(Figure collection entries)
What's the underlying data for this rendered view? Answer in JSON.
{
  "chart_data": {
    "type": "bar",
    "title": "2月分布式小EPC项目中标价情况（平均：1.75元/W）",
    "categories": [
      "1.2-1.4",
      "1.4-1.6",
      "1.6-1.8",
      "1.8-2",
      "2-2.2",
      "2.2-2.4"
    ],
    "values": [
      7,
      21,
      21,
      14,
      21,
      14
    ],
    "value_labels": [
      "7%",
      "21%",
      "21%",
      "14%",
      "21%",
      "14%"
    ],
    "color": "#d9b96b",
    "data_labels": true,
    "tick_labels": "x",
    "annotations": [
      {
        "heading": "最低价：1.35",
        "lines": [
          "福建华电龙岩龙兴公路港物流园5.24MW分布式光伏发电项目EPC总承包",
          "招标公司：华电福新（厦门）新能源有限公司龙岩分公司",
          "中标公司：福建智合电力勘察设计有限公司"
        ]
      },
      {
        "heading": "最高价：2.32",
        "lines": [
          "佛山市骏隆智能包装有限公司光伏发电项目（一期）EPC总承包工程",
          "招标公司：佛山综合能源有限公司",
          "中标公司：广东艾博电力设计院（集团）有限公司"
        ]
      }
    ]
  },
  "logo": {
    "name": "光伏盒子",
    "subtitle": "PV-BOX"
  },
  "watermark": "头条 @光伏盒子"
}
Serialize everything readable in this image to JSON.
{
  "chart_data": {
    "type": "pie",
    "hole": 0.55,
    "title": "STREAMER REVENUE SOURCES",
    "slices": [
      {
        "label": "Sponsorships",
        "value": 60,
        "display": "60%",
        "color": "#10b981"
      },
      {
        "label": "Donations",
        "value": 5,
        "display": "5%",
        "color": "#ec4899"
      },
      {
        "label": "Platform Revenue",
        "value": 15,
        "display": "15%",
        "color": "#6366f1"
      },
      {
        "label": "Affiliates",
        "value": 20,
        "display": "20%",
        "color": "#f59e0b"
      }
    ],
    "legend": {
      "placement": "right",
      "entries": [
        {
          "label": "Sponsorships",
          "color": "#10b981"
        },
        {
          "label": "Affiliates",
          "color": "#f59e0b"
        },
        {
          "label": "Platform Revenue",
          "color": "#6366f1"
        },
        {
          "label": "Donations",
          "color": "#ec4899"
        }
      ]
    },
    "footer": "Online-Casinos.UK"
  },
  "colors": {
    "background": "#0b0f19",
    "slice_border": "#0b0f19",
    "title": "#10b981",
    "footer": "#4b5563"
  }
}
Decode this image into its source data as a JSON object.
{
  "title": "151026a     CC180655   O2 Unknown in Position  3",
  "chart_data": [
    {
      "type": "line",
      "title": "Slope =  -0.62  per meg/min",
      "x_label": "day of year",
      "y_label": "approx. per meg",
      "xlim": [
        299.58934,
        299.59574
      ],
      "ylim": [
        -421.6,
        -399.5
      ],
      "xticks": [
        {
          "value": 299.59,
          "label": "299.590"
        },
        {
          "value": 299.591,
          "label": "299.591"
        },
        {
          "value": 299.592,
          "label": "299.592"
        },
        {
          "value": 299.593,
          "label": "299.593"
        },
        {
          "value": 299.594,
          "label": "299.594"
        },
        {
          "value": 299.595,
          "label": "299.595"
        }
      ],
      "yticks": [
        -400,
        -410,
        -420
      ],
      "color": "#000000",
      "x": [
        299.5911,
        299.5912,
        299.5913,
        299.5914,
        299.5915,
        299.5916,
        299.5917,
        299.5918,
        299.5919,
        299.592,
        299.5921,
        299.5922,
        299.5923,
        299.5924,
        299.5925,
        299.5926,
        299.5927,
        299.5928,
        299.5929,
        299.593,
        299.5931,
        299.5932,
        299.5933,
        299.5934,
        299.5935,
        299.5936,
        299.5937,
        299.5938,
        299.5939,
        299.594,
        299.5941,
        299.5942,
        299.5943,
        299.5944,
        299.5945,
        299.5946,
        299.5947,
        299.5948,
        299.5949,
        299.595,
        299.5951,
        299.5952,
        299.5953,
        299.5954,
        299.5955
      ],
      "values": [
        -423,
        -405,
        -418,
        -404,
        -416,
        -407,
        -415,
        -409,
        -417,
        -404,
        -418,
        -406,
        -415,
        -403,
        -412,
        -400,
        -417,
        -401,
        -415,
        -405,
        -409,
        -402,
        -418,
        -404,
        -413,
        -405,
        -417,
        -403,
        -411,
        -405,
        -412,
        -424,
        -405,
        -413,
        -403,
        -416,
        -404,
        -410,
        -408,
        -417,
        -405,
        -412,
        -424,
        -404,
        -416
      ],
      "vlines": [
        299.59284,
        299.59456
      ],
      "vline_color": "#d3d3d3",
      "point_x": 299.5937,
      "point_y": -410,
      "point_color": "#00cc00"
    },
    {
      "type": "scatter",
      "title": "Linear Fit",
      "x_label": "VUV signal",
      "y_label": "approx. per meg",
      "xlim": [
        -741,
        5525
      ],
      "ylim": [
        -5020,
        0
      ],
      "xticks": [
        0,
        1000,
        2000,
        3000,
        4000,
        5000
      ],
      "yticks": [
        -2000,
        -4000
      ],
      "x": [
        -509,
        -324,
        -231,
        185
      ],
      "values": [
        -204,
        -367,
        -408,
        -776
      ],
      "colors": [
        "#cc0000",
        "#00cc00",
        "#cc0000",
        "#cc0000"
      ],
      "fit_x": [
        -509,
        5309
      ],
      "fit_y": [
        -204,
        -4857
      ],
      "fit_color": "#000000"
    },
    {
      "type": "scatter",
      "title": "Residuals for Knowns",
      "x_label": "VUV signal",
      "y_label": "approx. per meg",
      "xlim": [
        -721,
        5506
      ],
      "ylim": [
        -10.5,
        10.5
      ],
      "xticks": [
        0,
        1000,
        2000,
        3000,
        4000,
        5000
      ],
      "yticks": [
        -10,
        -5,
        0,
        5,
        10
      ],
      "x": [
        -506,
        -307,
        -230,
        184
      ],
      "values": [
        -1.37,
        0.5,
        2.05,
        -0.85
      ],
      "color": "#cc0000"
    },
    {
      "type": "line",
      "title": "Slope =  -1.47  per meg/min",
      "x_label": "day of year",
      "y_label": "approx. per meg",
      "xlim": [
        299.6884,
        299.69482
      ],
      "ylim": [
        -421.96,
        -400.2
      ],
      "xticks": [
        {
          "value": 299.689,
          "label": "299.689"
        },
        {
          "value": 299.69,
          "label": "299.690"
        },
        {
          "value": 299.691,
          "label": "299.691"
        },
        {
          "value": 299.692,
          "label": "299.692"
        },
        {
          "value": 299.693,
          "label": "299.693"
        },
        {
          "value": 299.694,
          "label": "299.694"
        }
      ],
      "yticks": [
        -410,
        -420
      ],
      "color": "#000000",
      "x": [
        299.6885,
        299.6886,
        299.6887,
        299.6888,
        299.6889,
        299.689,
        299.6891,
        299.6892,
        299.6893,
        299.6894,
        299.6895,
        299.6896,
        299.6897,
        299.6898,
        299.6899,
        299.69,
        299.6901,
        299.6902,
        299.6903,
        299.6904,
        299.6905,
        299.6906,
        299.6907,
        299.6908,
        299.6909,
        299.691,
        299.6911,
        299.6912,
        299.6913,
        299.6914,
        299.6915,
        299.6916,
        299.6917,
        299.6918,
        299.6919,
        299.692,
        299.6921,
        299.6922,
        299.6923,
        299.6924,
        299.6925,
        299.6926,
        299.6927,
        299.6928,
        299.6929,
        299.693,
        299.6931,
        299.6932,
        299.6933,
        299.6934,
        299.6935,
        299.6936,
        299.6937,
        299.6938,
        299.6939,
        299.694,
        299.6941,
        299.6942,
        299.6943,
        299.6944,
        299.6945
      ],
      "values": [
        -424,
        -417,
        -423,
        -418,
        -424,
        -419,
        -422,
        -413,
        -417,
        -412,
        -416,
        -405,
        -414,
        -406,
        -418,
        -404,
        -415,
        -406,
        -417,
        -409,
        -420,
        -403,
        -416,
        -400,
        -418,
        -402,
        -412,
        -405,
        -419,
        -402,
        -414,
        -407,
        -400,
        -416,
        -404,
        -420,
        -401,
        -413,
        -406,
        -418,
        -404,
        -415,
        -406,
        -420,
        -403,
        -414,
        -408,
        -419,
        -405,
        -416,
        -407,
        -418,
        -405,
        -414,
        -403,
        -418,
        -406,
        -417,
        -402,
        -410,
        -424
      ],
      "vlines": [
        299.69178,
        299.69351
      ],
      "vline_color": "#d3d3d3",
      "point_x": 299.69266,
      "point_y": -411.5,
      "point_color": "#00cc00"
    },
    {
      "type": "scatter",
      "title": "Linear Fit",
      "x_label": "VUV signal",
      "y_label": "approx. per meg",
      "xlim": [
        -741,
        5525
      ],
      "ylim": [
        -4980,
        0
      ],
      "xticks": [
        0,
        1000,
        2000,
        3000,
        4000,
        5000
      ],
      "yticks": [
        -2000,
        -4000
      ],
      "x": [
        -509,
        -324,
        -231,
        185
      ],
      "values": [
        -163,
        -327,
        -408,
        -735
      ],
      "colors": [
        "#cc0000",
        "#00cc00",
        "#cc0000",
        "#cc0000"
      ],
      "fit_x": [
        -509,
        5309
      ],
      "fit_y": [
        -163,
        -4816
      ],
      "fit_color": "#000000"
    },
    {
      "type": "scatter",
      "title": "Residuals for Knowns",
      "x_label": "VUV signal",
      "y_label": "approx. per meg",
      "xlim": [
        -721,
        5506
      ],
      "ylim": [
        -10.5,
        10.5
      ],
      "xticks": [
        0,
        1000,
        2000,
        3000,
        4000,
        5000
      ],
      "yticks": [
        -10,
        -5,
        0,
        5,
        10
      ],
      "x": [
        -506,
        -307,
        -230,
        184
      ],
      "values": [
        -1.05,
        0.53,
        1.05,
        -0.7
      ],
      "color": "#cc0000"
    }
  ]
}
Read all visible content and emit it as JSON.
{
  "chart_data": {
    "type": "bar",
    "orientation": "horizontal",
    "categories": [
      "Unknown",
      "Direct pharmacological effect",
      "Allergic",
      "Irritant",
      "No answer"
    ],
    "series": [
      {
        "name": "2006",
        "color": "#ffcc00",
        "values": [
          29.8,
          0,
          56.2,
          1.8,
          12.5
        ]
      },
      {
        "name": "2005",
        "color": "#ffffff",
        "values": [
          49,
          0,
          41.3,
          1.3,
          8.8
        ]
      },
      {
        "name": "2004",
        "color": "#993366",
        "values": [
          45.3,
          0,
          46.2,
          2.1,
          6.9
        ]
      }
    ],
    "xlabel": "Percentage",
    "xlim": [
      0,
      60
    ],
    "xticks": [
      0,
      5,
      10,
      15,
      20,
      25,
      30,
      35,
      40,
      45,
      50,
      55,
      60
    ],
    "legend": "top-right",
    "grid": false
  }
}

*Set exercise*. Write out the lines above from the one containing "Read all visible content and emit it as JSON." through the last, exactly as they are.

*Solution to this exercise*.
Read all visible content and emit it as JSON.
{
  "chart_data": {
    "type": "bar",
    "orientation": "horizontal",
    "categories": [
      "Unknown",
      "Direct pharmacological effect",
      "Allergic",
      "Irritant",
      "No answer"
    ],
    "series": [
      {
        "name": "2006",
        "color": "#ffcc00",
        "values": [
          29.8,
          0,
          56.2,
          1.8,
          12.5
        ]
      },
      {
        "name": "2005",
        "color": "#ffffff",
        "values": [
          49,
          0,
          41.3,
          1.3,
          8.8
        ]
      },
      {
        "name": "2004",
        "color": "#993366",
        "values": [
          45.3,
          0,
          46.2,
          2.1,
          6.9
        ]
      }
    ],
    "xlabel": "Percentage",
    "xlim": [
      0,
      60
    ],
    "xticks": [
      0,
      5,
      10,
      15,
      20,
      25,
      30,
      35,
      40,
      45,
      50,
      55,
      60
    ],
    "legend": "top-right",
    "grid": false
  }
}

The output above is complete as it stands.